## BEGIN Data for this task

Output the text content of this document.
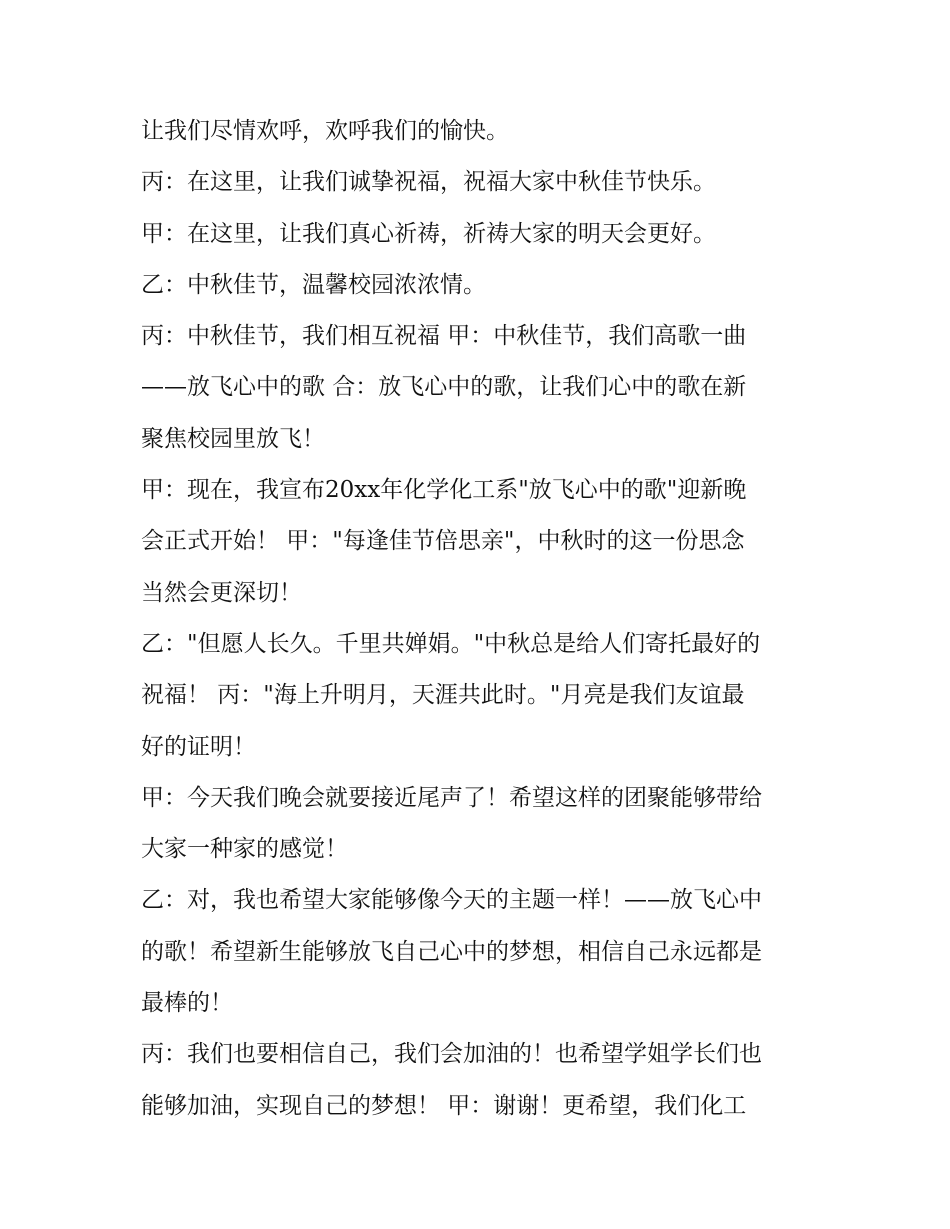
让我们尽情欢呼，欢呼我们的愉快。
丙：在这里，让我们诚挚祝福，祝福大家中秋佳节快乐。
甲：在这里，让我们真心祈祷，祈祷大家的明天会更好。
乙：中秋佳节，温馨校园浓浓情。
丙：中秋佳节，我们相互祝福 甲：中秋佳节，我们高歌一曲
——放飞心中的歌 合：放飞心中的歌，让我们心中的歌在新
聚焦校园里放飞！
甲：现在，我宣布20xx年化学化工系"放飞心中的歌"迎新晚
会正式开始！ 甲："每逢佳节倍思亲"，中秋时的这一份思念
当然会更深切！
乙："但愿人长久。千里共婵娟。"中秋总是给人们寄托最好的
祝福！ 丙："海上升明月，天涯共此时。"月亮是我们友谊最
好的证明！
甲：今天我们晚会就要接近尾声了！希望这样的团聚能够带给
大家一种家的感觉！
乙：对，我也希望大家能够像今天的主题一样！——放飞心中
的歌！希望新生能够放飞自己心中的梦想，相信自己永远都是
最棒的！
丙：我们也要相信自己，我们会加油的！也希望学姐学长们也
能够加油，实现自己的梦想！ 甲：谢谢！更希望，我们化工
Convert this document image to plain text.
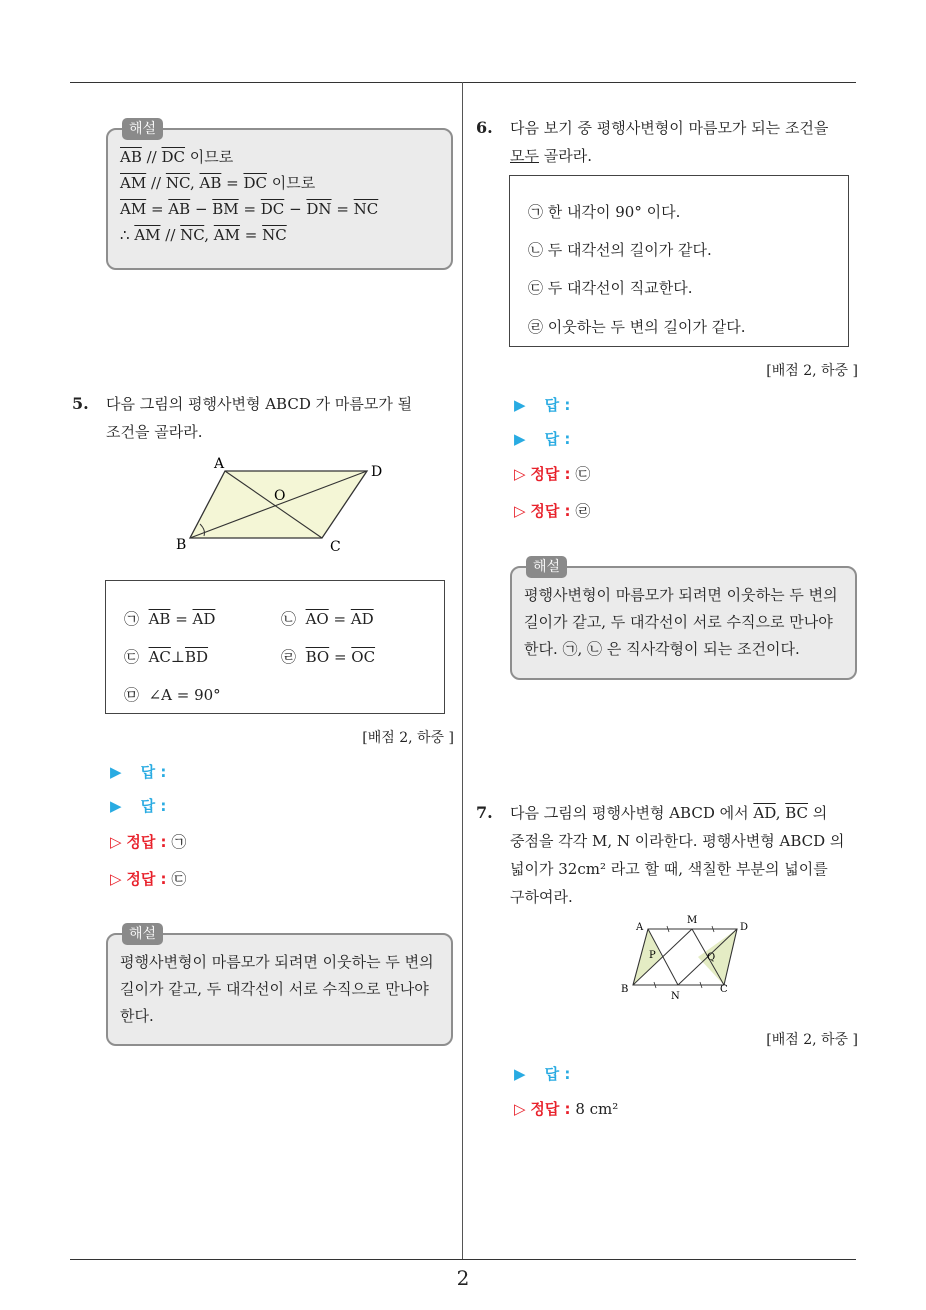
해설
$\overline{AB} // \overline{DC}$ 이므로
$\overline{AM} // \overline{NC}$, $\overline{AB} = \overline{DC}$ 이므로
$\overline{AM} = \overline{AB} - \overline{BM} = \overline{DC} - \overline{DN} = \overline{NC}$
∴ $\overline{AM} // \overline{NC}$, $\overline{AM} = \overline{NC}$
5. 다음 그림의 평행사변형 ABCD 가 마름모가 될
조건을 골라라.
A	D
B	C
O
㉠ $\overline{AB} = \overline{AD}$	㉡ $\overline{AO} = \overline{AD}$
㉢ $\overline{AC}\perp\overline{BD}$	㉣ $\overline{BO} = \overline{OC}$
㉤ ∠A = 90°
[배점 2, 하중 ]
▶ 답 :
▶ 답 :
▷ 정답 : ㉠
▷ 정답 : ㉢
해설
평행사변형이 마름모가 되려면 이웃하는 두 변의
길이가 같고, 두 대각선이 서로 수직으로 만나야
한다.
6. 다음 보기 중 평행사변형이 마름모가 되는 조건을
모두 골라라.
㉠ 한 내각이 90° 이다.
㉡ 두 대각선의 길이가 같다.
㉢ 두 대각선이 직교한다.
㉣ 이웃하는 두 변의 길이가 같다.
[배점 2, 하중 ]
▶ 답 :
▶ 답 :
▷ 정답 : ㉢
▷ 정답 : ㉣
해설
평행사변형이 마름모가 되려면 이웃하는 두 변의
길이가 같고, 두 대각선이 서로 수직으로 만나야
한다. ㉠, ㉡ 은 직사각형이 되는 조건이다.
7. 다음 그림의 평행사변형 ABCD 에서 $\overline{AD}$, $\overline{BC}$ 의
중점을 각각 M, N 이라한다. 평행사변형 ABCD 의
넓이가 32cm² 라고 할 때, 색칠한 부분의 넓이를
구하여라.
A
M
D
P	Q
B
N
C
[배점 2, 하중 ]
▶ 답 :
▷ 정답 : 8 cm²
2
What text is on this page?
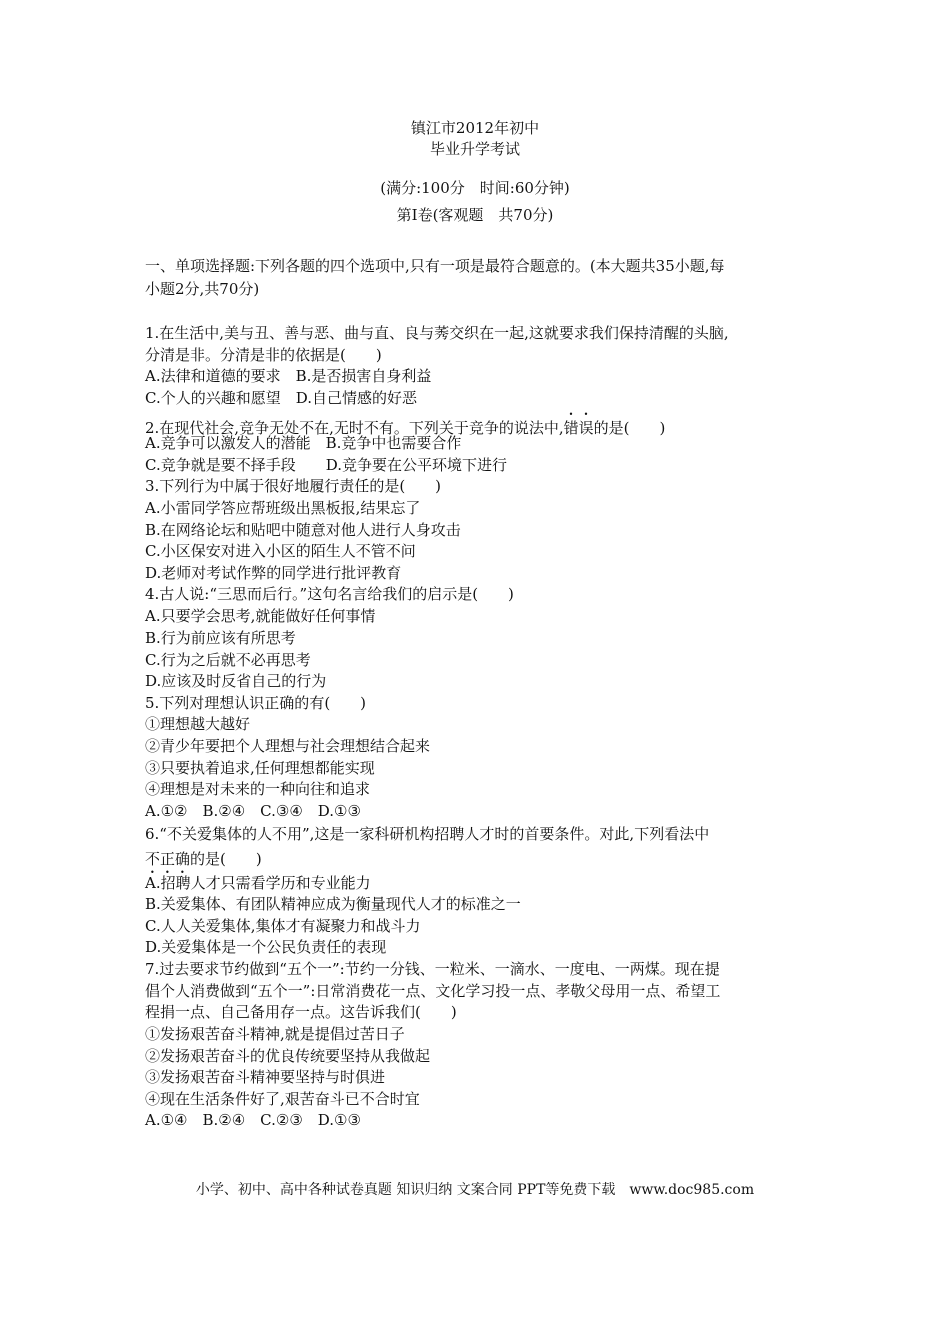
镇江市2012年初中
毕业升学考试
(满分:100分　时间:60分钟)
第Ⅰ卷(客观题　共70分)
一、单项选择题:下列各题的四个选项中,只有一项是最符合题意的。(本大题共35小题,每
小题2分,共70分)
1.在生活中,美与丑、善与恶、曲与直、良与莠交织在一起,这就要求我们保持清醒的头脑,
分清是非。分清是非的依据是(　　)
A.法律和道德的要求　B.是否损害自身利益
C.个人的兴趣和愿望　D.自己情感的好恶
2.在现代社会,竞争无处不在,无时不有。下列关于竞争的说法中,错误的是(　　)
A.竞争可以激发人的潜能　B.竞争中也需要合作
C.竞争就是要不择手段　　D.竞争要在公平环境下进行
3.下列行为中属于很好地履行责任的是(　　)
A.小雷同学答应帮班级出黑板报,结果忘了
B.在网络论坛和贴吧中随意对他人进行人身攻击
C.小区保安对进入小区的陌生人不管不问
D.老师对考试作弊的同学进行批评教育
4.古人说:“三思而后行。”这句名言给我们的启示是(　　)
A.只要学会思考,就能做好任何事情
B.行为前应该有所思考
C.行为之后就不必再思考
D.应该及时反省自己的行为
5.下列对理想认识正确的有(　　)
①理想越大越好
②青少年要把个人理想与社会理想结合起来
③只要执着追求,任何理想都能实现
④理想是对未来的一种向往和追求
A.①②　B.②④　C.③④　D.①③
6.“不关爱集体的人不用”,这是一家科研机构招聘人才时的首要条件。对此,下列看法中
不正确的是(　　)
A.招聘人才只需看学历和专业能力
B.关爱集体、有团队精神应成为衡量现代人才的标准之一
C.人人关爱集体,集体才有凝聚力和战斗力
D.关爱集体是一个公民负责任的表现
7.过去要求节约做到“五个一”:节约一分钱、一粒米、一滴水、一度电、一两煤。现在提
倡个人消费做到“五个一”:日常消费花一点、文化学习投一点、孝敬父母用一点、希望工
程捐一点、自己备用存一点。这告诉我们(　　)
①发扬艰苦奋斗精神,就是提倡过苦日子
②发扬艰苦奋斗的优良传统要坚持从我做起
③发扬艰苦奋斗精神要坚持与时俱进
④现在生活条件好了,艰苦奋斗已不合时宜
A.①④　B.②④　C.②③　D.①③
小学、初中、高中各种试卷真题 知识归纳 文案合同 PPT等免费下载　www.doc985.com
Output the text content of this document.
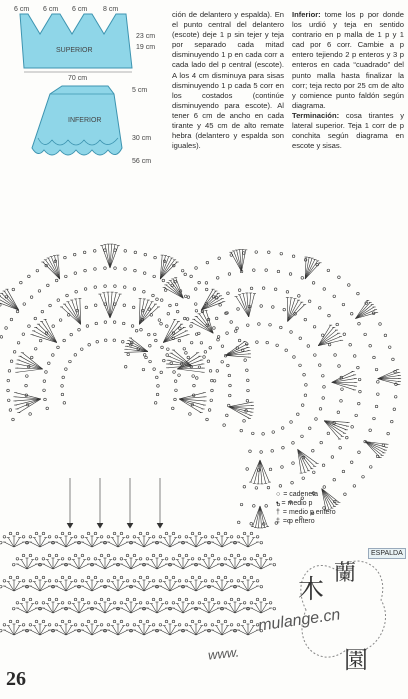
6 cm 6 cm 6 cm 8 cm
SUPERIOR
23 cm
19 cm
70 cm
INFERIOR
5 cm
30 cm
56 cm
ción de delantero y espalda). En el punto central del delantero (escote) deje 1 p sin tejer y teja por separado cada mitad disminuyendo 1 p en cada corr a cada lado del p central (escote). A los 4 cm disminuya para sisas disminuyendo 1 p cada 5 corr en los costados (continúe disminuyendo para escote). Al tener 6 cm de ancho en cada tirante y 45 cm de alto remate hebra (delantero y espalda son iguales).
Inferior: tome los p por donde los urdió y teja en sentido contrario en p malla de 1 p y 1 cad por 6 corr. Cambie a p entero tejiendo 2 p enteros y 3 p enteros en cada “cuadrado” del punto malla hasta finalizar la corr; teja recto por 25 cm de alto y comience punto faldón según diagrama.
Terminación: cosa tirantes y lateral superior. Teja 1 corr de p conchita según diagrama en escote y sisas.
○ = cadeneta
• = medio p
† = medio p entero
‡ = p entero
ESPALDA
木
蘭
園
mulange.cn
www.
26
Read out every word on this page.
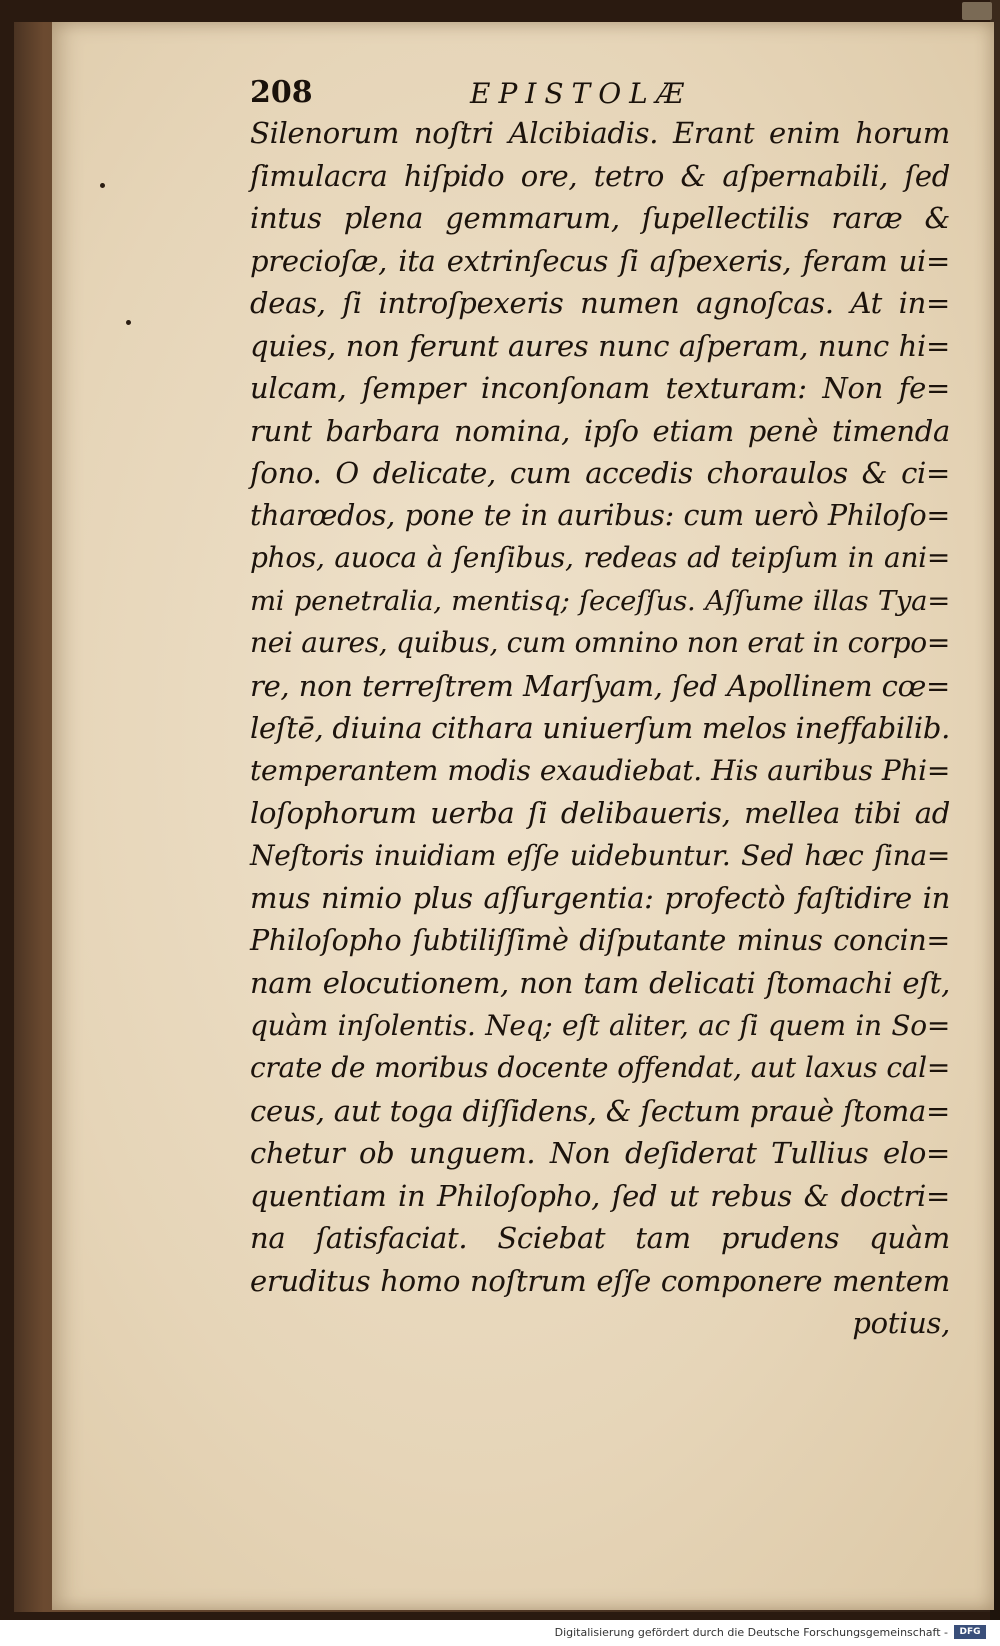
208	EPISTOLÆ
Silenorum noſtri Alcibiadis. Erant enim horum
ſimulacra hiſpido ore, tetro & aſpernabili, ſed
intus plena gemmarum, ſupellectilis raræ &
precioſæ, ita extrinſecus ſi aſpexeris, feram ui=
deas, ſi introſpexeris numen agnoſcas. At in=
quies, non ferunt aures nunc aſperam, nunc hi=
ulcam, ſemper inconſonam texturam: Non fe=
runt barbara nomina, ipſo etiam penè timenda
ſono. O delicate, cum accedis choraulos & ci=
tharœdos, pone te in auribus: cum uerò Philoſo=
phos, auoca à ſenſibus, redeas ad teipſum in ani=
mi penetralia, mentisq; ſeceſſus. Aſſume illas Tya=
nei aures, quibus, cum omnino non erat in corpo=
re, non terreſtrem Marſyam, ſed Apollinem cœ=
leſtē, diuina cithara uniuerſum melos ineffabilib.
temperantem modis exaudiebat. His auribus Phi=
loſophorum uerba ſi delibaueris, mellea tibi ad
Neſtoris inuidiam eſſe uidebuntur. Sed hæc ſina=
mus nimio plus aſſurgentia: profectò faſtidire in
Philoſopho ſubtiliſſimè diſputante minus concin=
nam elocutionem, non tam delicati ſtomachi eſt,
quàm inſolentis. Neq; eſt aliter, ac ſi quem in So=
crate de moribus docente offendat, aut laxus cal=
ceus, aut toga diſſidens, & ſectum prauè ſtoma=
chetur ob unguem. Non deſiderat Tullius elo=
quentiam in Philoſopho, ſed ut rebus & doctri=
na ſatisfaciat. Sciebat tam prudens quàm
eruditus homo noſtrum eſſe componere mentem
potius,
Digitalisierung gefördert durch die Deutsche Forschungsgemeinschaft -	DFG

## END Data for this task

# [Requirement]
List every line in the records above that contains the word "page".

# [Answer to the task]
What text is on this page?
Read out every word on this page.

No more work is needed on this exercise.